*WORK TO DO*. Find each line containing the string "here" and return it.

*GIVEN ENTRIES*.
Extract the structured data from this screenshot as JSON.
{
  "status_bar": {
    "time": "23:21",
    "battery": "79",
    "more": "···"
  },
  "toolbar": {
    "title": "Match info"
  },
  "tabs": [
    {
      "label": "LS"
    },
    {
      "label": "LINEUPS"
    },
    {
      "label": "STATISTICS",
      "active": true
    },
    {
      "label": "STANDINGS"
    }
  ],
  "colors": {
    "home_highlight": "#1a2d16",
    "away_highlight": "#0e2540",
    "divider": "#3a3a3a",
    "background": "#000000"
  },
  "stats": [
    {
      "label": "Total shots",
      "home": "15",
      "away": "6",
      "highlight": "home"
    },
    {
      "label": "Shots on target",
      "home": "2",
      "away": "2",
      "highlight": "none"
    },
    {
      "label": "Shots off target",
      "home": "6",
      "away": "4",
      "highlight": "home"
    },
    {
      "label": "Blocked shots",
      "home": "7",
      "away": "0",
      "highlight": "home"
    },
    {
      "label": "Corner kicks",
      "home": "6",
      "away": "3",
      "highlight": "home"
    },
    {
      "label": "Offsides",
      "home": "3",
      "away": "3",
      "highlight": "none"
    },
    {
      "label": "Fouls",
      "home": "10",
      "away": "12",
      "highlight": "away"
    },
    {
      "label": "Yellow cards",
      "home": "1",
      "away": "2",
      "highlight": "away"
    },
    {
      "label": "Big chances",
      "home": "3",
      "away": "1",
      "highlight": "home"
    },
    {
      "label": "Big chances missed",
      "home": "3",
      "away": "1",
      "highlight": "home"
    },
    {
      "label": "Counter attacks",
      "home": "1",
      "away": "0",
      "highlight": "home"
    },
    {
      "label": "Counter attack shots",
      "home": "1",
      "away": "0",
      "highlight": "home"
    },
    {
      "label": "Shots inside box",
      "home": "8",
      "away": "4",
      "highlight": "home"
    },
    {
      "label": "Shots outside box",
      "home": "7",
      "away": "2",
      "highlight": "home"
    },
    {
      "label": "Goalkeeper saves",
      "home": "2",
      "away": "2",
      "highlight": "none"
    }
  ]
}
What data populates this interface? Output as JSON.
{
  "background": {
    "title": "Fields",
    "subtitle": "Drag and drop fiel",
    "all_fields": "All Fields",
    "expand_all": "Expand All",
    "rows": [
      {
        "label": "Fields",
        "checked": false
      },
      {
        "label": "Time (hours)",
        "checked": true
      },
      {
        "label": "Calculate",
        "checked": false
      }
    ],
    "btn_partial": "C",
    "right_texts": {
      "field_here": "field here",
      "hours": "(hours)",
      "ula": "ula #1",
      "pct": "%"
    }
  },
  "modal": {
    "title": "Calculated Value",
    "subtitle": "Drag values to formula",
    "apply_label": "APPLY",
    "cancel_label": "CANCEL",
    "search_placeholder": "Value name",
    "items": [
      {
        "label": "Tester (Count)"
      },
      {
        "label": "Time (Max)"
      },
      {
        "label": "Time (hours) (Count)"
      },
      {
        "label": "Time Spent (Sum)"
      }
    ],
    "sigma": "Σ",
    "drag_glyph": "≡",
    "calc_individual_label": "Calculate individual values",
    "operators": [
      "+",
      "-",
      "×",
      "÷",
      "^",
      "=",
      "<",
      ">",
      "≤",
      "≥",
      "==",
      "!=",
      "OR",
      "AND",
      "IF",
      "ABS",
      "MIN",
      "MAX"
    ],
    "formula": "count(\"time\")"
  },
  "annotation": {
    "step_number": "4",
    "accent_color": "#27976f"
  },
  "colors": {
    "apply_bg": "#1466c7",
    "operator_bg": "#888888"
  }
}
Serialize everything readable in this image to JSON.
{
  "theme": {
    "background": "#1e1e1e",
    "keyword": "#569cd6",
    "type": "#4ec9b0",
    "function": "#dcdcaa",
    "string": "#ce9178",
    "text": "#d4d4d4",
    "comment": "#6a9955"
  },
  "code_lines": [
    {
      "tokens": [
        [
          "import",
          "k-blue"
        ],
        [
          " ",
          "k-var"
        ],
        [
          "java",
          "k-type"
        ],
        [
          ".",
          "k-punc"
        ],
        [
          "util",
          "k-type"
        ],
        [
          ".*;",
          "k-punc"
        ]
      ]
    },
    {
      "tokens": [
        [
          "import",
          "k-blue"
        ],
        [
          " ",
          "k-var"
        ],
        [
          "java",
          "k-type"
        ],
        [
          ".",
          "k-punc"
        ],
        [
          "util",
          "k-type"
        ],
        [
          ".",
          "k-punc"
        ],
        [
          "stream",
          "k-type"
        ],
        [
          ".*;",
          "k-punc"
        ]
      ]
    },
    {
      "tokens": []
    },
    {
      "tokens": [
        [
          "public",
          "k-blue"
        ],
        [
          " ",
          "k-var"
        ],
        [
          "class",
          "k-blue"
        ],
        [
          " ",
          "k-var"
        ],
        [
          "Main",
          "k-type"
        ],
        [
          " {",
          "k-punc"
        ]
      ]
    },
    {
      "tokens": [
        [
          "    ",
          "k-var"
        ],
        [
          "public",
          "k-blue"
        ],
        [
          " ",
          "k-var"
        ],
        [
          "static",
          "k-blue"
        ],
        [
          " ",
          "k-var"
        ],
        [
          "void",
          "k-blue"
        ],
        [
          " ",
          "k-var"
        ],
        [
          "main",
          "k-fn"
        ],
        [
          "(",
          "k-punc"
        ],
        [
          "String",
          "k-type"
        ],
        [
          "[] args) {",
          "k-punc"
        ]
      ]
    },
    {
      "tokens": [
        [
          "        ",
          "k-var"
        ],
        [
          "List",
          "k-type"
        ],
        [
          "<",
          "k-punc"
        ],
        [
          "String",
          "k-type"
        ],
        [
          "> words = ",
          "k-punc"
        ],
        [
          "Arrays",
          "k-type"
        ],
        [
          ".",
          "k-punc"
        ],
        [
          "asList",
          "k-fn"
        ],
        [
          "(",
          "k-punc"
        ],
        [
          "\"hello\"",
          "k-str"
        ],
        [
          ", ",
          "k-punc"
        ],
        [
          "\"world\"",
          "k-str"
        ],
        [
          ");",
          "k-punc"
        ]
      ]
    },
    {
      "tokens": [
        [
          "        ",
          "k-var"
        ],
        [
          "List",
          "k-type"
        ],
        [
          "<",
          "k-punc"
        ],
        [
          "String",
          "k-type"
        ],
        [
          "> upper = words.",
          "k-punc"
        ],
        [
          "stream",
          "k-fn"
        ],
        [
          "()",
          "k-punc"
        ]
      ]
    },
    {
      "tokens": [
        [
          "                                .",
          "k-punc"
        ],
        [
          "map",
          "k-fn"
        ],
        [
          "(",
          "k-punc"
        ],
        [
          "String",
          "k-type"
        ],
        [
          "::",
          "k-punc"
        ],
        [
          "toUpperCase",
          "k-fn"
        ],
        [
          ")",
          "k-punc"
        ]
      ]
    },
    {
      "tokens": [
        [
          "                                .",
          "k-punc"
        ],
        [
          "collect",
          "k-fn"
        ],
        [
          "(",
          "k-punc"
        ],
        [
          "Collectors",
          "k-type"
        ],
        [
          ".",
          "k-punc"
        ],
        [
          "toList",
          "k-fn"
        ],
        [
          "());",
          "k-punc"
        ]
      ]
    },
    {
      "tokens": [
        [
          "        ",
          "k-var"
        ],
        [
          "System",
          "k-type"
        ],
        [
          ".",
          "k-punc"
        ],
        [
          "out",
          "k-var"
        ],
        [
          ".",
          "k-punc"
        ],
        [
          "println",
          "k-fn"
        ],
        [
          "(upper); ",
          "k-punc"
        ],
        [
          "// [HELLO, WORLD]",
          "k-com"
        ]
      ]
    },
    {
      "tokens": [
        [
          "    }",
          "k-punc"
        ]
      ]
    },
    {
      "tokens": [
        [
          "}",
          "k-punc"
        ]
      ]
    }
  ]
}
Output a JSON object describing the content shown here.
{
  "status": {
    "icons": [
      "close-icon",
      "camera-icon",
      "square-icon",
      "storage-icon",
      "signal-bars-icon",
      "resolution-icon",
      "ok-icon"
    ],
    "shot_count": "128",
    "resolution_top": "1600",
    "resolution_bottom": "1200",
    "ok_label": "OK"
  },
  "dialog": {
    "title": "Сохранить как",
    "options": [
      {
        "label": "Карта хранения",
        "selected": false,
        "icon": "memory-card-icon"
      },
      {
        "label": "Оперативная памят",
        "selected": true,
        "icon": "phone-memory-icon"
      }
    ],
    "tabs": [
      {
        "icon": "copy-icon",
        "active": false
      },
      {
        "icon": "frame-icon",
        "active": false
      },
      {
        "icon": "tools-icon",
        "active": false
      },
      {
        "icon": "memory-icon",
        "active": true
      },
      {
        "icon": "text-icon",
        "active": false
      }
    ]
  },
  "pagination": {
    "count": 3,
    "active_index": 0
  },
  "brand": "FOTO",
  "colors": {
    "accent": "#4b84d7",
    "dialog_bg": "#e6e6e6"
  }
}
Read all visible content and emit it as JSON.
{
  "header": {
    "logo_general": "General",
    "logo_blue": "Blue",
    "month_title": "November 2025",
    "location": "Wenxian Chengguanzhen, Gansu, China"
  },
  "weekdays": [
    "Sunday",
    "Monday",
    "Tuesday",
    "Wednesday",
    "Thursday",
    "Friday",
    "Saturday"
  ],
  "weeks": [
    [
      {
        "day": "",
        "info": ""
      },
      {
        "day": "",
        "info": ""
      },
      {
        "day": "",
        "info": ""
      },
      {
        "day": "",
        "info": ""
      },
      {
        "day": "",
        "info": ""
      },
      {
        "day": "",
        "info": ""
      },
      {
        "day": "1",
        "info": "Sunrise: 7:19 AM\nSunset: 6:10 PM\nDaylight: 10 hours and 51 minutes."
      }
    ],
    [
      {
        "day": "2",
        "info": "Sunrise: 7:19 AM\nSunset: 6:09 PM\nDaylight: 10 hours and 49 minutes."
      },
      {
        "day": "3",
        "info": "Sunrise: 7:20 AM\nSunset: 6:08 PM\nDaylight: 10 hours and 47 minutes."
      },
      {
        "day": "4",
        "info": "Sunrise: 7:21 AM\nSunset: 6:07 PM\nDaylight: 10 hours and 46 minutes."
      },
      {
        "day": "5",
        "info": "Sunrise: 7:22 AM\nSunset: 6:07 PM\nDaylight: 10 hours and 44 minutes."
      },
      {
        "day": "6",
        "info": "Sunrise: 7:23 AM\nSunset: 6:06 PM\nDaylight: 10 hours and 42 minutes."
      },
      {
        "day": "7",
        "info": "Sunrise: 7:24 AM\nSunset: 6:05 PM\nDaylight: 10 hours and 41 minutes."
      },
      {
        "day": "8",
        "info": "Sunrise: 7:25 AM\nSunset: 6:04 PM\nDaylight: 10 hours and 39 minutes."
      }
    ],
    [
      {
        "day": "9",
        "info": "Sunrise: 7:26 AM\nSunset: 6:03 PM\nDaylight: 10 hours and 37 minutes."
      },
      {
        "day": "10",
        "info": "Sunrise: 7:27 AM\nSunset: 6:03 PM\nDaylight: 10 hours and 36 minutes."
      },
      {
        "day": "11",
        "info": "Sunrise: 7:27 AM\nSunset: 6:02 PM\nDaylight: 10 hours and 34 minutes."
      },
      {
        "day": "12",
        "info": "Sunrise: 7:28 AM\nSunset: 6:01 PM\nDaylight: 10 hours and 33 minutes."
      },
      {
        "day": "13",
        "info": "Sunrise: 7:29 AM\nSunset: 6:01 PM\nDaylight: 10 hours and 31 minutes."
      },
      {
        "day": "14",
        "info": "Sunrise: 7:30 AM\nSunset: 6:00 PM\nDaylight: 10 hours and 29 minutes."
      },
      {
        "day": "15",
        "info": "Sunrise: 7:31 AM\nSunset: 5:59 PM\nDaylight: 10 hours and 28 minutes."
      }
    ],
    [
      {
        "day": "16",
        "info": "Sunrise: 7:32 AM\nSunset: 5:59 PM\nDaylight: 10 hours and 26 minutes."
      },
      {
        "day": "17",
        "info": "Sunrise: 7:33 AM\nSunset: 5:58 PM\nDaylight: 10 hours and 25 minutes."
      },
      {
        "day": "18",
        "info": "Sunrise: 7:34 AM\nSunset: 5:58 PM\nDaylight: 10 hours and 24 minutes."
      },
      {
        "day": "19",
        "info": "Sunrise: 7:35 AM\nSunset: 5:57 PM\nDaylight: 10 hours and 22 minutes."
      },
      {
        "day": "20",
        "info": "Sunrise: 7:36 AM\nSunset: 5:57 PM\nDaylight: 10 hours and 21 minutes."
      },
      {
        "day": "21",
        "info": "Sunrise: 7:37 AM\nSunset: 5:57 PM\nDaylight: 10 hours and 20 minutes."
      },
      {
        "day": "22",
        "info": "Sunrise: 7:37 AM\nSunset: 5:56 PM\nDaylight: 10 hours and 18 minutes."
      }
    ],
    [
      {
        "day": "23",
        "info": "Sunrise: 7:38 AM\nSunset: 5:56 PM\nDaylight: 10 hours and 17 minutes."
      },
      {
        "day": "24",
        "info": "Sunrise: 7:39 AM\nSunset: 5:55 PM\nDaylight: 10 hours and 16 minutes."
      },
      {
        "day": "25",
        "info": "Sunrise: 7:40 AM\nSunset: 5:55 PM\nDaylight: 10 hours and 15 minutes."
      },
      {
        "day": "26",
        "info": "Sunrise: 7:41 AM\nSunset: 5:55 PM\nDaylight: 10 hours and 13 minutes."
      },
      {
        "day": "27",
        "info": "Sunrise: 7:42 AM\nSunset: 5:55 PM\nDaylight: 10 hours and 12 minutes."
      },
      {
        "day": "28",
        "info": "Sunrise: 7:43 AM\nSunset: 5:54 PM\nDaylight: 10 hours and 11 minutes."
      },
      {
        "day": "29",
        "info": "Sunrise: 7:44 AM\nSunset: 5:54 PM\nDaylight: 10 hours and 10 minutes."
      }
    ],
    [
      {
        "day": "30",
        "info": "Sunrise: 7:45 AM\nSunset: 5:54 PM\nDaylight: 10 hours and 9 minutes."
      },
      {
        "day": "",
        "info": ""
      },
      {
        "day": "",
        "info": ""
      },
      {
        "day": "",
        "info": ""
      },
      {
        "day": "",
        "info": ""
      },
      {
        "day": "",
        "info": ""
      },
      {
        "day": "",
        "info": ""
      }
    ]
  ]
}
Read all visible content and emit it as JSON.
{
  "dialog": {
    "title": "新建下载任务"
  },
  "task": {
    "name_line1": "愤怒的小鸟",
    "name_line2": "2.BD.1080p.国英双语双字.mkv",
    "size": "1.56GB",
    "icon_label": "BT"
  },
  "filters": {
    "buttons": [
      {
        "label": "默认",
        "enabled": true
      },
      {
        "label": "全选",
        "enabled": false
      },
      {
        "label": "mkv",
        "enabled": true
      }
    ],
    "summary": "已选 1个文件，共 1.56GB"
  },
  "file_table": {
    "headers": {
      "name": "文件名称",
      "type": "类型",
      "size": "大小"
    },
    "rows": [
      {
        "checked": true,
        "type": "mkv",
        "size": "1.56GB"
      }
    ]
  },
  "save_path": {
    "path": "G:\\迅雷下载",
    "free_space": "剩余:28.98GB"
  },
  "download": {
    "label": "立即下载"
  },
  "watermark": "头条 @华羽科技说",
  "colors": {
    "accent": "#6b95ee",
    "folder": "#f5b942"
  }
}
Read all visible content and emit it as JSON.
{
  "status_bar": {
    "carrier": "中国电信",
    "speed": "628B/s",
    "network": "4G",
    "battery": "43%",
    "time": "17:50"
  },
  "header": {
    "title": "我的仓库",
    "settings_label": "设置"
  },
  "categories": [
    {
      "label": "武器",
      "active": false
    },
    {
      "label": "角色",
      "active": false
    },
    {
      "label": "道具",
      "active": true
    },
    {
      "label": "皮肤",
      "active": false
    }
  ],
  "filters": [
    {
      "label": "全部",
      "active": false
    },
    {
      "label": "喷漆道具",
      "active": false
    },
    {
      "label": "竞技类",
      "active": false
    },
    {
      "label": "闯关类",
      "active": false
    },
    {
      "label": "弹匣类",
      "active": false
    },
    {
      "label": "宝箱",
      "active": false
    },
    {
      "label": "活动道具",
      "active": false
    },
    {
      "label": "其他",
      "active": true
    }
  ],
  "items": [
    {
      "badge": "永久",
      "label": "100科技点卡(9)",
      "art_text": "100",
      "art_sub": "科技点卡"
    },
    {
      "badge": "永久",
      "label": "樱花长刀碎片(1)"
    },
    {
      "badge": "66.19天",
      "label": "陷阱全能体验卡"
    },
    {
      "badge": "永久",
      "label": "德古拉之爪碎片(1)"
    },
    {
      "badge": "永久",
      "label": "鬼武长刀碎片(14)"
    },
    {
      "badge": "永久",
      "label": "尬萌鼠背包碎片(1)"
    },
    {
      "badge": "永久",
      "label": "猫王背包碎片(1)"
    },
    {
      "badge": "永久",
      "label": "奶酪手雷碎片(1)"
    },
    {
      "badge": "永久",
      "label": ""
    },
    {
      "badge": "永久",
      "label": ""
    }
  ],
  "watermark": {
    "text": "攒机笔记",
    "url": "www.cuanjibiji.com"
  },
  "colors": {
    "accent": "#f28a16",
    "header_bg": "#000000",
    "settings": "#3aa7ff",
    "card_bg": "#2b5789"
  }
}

*OUTPUT BELOW*.
      "field_here": "field here",
Output a JSON object describing the content shown here.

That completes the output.